start

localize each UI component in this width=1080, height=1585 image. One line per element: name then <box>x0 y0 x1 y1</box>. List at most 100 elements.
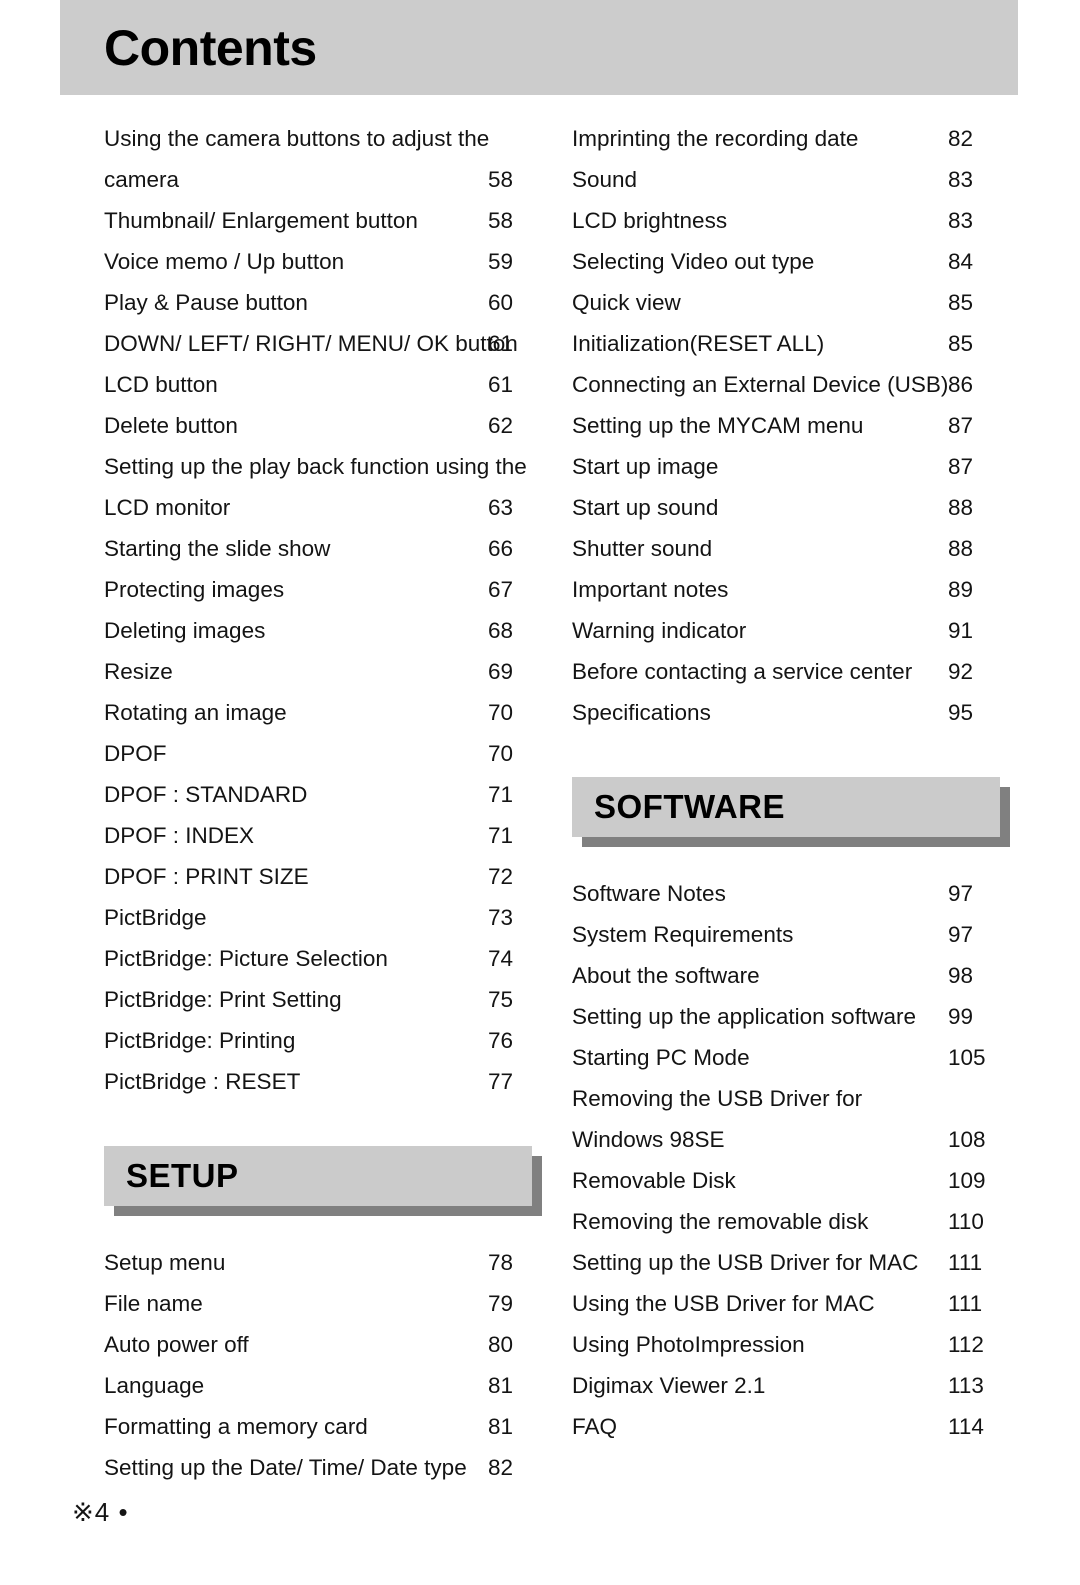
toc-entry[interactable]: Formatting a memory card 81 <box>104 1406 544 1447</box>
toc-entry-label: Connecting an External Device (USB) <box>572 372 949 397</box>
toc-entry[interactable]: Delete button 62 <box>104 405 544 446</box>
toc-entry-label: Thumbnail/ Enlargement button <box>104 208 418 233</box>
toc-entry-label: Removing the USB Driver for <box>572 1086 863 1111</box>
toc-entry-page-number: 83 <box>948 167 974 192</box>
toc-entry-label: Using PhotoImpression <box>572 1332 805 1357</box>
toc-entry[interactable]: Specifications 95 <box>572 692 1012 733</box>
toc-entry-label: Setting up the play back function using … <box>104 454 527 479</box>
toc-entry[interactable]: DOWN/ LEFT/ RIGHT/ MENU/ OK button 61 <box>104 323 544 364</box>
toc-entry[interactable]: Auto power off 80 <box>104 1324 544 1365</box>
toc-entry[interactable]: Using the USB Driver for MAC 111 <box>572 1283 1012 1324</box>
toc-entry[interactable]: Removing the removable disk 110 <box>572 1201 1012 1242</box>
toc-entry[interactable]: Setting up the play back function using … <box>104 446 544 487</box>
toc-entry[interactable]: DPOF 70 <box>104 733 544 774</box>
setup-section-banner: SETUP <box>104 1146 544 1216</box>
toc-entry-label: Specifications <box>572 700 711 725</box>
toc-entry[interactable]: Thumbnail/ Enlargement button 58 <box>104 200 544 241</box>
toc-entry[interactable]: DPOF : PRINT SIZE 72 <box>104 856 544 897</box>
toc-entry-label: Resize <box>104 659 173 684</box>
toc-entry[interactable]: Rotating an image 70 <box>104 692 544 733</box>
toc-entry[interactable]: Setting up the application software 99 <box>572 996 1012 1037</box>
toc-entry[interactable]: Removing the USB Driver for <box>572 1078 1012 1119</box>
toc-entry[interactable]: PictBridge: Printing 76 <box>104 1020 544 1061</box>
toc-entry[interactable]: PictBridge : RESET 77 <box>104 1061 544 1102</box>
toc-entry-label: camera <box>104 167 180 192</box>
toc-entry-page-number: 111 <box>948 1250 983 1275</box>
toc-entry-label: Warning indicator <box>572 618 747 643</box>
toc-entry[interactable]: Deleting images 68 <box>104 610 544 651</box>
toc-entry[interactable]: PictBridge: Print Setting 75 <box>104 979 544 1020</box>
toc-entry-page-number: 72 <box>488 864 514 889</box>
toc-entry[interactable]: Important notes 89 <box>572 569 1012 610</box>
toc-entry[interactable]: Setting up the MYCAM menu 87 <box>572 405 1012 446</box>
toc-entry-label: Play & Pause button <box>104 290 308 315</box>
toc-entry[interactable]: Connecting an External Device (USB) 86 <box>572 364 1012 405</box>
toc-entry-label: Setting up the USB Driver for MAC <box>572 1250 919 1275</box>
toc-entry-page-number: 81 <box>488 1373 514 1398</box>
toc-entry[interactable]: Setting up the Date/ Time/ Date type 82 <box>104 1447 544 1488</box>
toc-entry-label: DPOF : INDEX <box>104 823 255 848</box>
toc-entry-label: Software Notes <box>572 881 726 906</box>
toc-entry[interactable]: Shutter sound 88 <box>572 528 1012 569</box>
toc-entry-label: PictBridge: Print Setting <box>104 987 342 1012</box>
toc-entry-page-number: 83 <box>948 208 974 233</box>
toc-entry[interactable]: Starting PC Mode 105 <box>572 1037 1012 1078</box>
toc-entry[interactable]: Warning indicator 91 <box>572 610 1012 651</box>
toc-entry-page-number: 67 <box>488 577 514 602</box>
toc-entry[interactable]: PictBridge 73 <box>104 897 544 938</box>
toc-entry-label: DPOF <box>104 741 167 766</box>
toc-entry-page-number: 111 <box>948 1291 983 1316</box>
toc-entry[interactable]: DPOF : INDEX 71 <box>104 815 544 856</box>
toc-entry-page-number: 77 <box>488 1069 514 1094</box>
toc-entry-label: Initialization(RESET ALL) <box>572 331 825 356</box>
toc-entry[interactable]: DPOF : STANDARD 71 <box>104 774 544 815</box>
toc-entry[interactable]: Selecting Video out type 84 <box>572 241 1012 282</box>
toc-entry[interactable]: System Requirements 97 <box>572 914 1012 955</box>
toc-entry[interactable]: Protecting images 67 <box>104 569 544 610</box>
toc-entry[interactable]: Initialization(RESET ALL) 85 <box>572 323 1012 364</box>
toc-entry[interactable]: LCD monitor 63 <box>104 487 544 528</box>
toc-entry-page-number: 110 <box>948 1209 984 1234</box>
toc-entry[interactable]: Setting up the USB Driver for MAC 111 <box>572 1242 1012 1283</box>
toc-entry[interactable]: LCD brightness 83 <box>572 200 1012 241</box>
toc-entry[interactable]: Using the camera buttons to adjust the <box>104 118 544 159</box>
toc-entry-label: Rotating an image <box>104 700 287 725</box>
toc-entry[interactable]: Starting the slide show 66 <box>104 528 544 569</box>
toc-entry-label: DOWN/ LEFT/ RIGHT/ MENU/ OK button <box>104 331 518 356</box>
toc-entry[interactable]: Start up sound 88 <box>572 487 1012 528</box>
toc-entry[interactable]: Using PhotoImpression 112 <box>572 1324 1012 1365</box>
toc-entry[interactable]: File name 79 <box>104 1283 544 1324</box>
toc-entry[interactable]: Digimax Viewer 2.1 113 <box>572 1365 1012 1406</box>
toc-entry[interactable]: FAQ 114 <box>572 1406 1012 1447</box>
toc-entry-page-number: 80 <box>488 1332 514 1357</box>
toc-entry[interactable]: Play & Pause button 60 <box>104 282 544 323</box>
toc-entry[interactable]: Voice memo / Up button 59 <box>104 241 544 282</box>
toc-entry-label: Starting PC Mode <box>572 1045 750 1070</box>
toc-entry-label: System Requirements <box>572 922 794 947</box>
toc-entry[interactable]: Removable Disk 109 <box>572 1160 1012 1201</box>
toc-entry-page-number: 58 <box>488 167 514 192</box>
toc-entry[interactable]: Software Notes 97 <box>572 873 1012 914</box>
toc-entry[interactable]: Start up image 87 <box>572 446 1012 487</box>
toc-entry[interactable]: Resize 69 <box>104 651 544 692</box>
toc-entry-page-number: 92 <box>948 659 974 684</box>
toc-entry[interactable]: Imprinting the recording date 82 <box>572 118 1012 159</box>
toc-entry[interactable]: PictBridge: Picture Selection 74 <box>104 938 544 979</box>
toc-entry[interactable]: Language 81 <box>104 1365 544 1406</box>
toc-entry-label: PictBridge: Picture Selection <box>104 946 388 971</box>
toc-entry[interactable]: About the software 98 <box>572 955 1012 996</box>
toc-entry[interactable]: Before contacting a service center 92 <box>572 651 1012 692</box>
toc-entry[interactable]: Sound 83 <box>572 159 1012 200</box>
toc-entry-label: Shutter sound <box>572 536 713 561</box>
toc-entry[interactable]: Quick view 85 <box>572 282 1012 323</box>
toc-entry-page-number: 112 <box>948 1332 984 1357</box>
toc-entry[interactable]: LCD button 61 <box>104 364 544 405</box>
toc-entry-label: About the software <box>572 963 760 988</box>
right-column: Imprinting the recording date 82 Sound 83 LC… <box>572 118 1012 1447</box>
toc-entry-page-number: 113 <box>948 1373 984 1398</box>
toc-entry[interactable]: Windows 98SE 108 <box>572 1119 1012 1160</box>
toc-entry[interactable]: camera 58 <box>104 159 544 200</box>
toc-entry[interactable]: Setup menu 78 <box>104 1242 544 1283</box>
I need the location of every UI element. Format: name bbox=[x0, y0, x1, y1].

end

## WHAT YOU HAVE TO DO
Copy out the listing from the line with "toc-entry[interactable]: Formatting a" to the line with "toc-entry[interactable]: DPOF : PRINT", both included, exactly as they appear.

## WRITTEN SOLUTION
toc-entry[interactable]: Formatting a memory card 81 <box>104 1406 544 1447</box>
toc-entry-label: Connecting an External Device (USB) <box>572 372 949 397</box>
toc-entry[interactable]: Delete button 62 <box>104 405 544 446</box>
toc-entry-label: Thumbnail/ Enlargement button <box>104 208 418 233</box>
toc-entry-label: Removing the USB Driver for <box>572 1086 863 1111</box>
toc-entry-page-number: 83 <box>948 167 974 192</box>
toc-entry-label: Using PhotoImpression <box>572 1332 805 1357</box>
toc-entry[interactable]: Specifications 95 <box>572 692 1012 733</box>
toc-entry-label: Setting up the play back function using … <box>104 454 527 479</box>
toc-entry[interactable]: DOWN/ LEFT/ RIGHT/ MENU/ OK button 61 <box>104 323 544 364</box>
toc-entry[interactable]: Auto power off 80 <box>104 1324 544 1365</box>
toc-entry[interactable]: Using the USB Driver for MAC 111 <box>572 1283 1012 1324</box>
toc-entry[interactable]: Removing the removable disk 110 <box>572 1201 1012 1242</box>
toc-entry[interactable]: Setting up the play back function using … <box>104 446 544 487</box>
toc-entry[interactable]: DPOF 70 <box>104 733 544 774</box>
setup-section-banner: SETUP <box>104 1146 544 1216</box>
toc-entry-label: Specifications <box>572 700 711 725</box>
toc-entry[interactable]: Thumbnail/ Enlargement button 58 <box>104 200 544 241</box>
toc-entry[interactable]: DPOF : PRINT SIZE 72 <box>104 856 544 897</box>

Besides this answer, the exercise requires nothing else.